## What you are asked to do
Reproduce the material below with every occurrence of "Vinograd-34" replaced by "Vinograd-12", leaving everything else unchanged.

## Record set

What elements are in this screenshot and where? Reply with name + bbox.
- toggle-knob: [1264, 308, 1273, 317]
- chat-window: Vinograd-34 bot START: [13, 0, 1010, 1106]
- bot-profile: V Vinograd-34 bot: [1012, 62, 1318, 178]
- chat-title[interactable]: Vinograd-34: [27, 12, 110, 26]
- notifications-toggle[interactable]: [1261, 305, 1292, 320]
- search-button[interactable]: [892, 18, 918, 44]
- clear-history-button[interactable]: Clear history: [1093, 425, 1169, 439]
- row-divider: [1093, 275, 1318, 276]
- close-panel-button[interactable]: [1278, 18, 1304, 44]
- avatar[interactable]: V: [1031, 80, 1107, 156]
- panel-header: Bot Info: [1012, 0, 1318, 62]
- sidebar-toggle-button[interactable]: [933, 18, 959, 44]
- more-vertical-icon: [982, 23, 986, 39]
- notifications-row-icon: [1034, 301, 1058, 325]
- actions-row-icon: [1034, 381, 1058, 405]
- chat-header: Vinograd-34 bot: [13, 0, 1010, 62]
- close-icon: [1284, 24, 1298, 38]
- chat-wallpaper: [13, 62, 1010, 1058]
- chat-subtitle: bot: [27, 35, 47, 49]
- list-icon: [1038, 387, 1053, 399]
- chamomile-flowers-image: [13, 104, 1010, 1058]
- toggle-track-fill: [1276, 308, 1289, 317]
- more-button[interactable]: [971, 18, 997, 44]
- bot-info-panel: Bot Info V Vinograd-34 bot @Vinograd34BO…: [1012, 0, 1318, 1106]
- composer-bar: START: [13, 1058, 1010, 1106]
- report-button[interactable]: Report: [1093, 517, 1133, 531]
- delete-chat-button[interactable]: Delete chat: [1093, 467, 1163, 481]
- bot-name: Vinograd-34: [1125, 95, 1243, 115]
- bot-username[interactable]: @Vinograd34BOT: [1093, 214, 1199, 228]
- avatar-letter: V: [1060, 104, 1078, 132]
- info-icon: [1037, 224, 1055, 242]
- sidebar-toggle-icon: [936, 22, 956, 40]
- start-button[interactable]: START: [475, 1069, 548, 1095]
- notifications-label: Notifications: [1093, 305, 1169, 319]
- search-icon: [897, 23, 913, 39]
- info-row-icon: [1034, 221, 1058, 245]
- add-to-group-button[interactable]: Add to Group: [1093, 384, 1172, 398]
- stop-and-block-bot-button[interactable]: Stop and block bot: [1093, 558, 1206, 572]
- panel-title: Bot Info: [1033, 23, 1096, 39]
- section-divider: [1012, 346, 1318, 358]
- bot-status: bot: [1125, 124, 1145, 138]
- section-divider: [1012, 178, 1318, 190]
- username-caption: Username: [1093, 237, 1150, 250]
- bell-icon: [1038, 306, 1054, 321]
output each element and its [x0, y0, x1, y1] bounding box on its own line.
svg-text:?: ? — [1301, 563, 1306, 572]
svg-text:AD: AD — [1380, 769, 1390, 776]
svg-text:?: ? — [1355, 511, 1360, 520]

## Expected output
What elements are in this screenshot and where? Reply with name + bbox.
- toggle-knob: [1264, 308, 1273, 317]
- chat-window: Vinograd-12 bot START: [13, 0, 1010, 1106]
- bot-profile: V Vinograd-12 bot: [1012, 62, 1318, 178]
- chat-title[interactable]: Vinograd-12: [27, 12, 110, 26]
- notifications-toggle[interactable]: [1261, 305, 1292, 320]
- search-button[interactable]: [892, 18, 918, 44]
- clear-history-button[interactable]: Clear history: [1093, 425, 1169, 439]
- row-divider: [1093, 275, 1318, 276]
- close-panel-button[interactable]: [1278, 18, 1304, 44]
- avatar[interactable]: V: [1031, 80, 1107, 156]
- panel-header: Bot Info: [1012, 0, 1318, 62]
- sidebar-toggle-button[interactable]: [933, 18, 959, 44]
- more-vertical-icon: [982, 23, 986, 39]
- notifications-row-icon: [1034, 301, 1058, 325]
- actions-row-icon: [1034, 381, 1058, 405]
- chat-header: Vinograd-12 bot: [13, 0, 1010, 62]
- close-icon: [1284, 24, 1298, 38]
- chat-wallpaper: [13, 62, 1010, 1058]
- chat-subtitle: bot: [27, 35, 47, 49]
- list-icon: [1038, 387, 1053, 399]
- chamomile-flowers-image: [13, 104, 1010, 1058]
- toggle-track-fill: [1276, 308, 1289, 317]
- more-button[interactable]: [971, 18, 997, 44]
- bot-info-panel: Bot Info V Vinograd-12 bot @Vinograd34BO…: [1012, 0, 1318, 1106]
- composer-bar: START: [13, 1058, 1010, 1106]
- report-button[interactable]: Report: [1093, 517, 1133, 531]
- delete-chat-button[interactable]: Delete chat: [1093, 467, 1163, 481]
- bot-name: Vinograd-12: [1125, 95, 1243, 115]
- bot-username[interactable]: @Vinograd34BOT: [1093, 214, 1199, 228]
- avatar-letter: V: [1060, 104, 1078, 132]
- info-icon: [1037, 224, 1055, 242]
- sidebar-toggle-icon: [936, 22, 956, 40]
- start-button[interactable]: START: [475, 1069, 548, 1095]
- notifications-label: Notifications: [1093, 305, 1169, 319]
- search-icon: [897, 23, 913, 39]
- info-row-icon: [1034, 221, 1058, 245]
- add-to-group-button[interactable]: Add to Group: [1093, 384, 1172, 398]
- stop-and-block-bot-button[interactable]: Stop and block bot: [1093, 558, 1206, 572]
- panel-title: Bot Info: [1033, 23, 1096, 39]
- section-divider: [1012, 346, 1318, 358]
- bot-status: bot: [1125, 124, 1145, 138]
- section-divider: [1012, 178, 1318, 190]
- username-caption: Username: [1093, 237, 1150, 250]
- bell-icon: [1038, 306, 1054, 321]
output each element and its [x0, y0, x1, y1] bounding box on its own line.
svg-text:?: ? — [1301, 563, 1306, 572]
svg-text:AD: AD — [1380, 769, 1390, 776]
svg-text:?: ? — [1355, 511, 1360, 520]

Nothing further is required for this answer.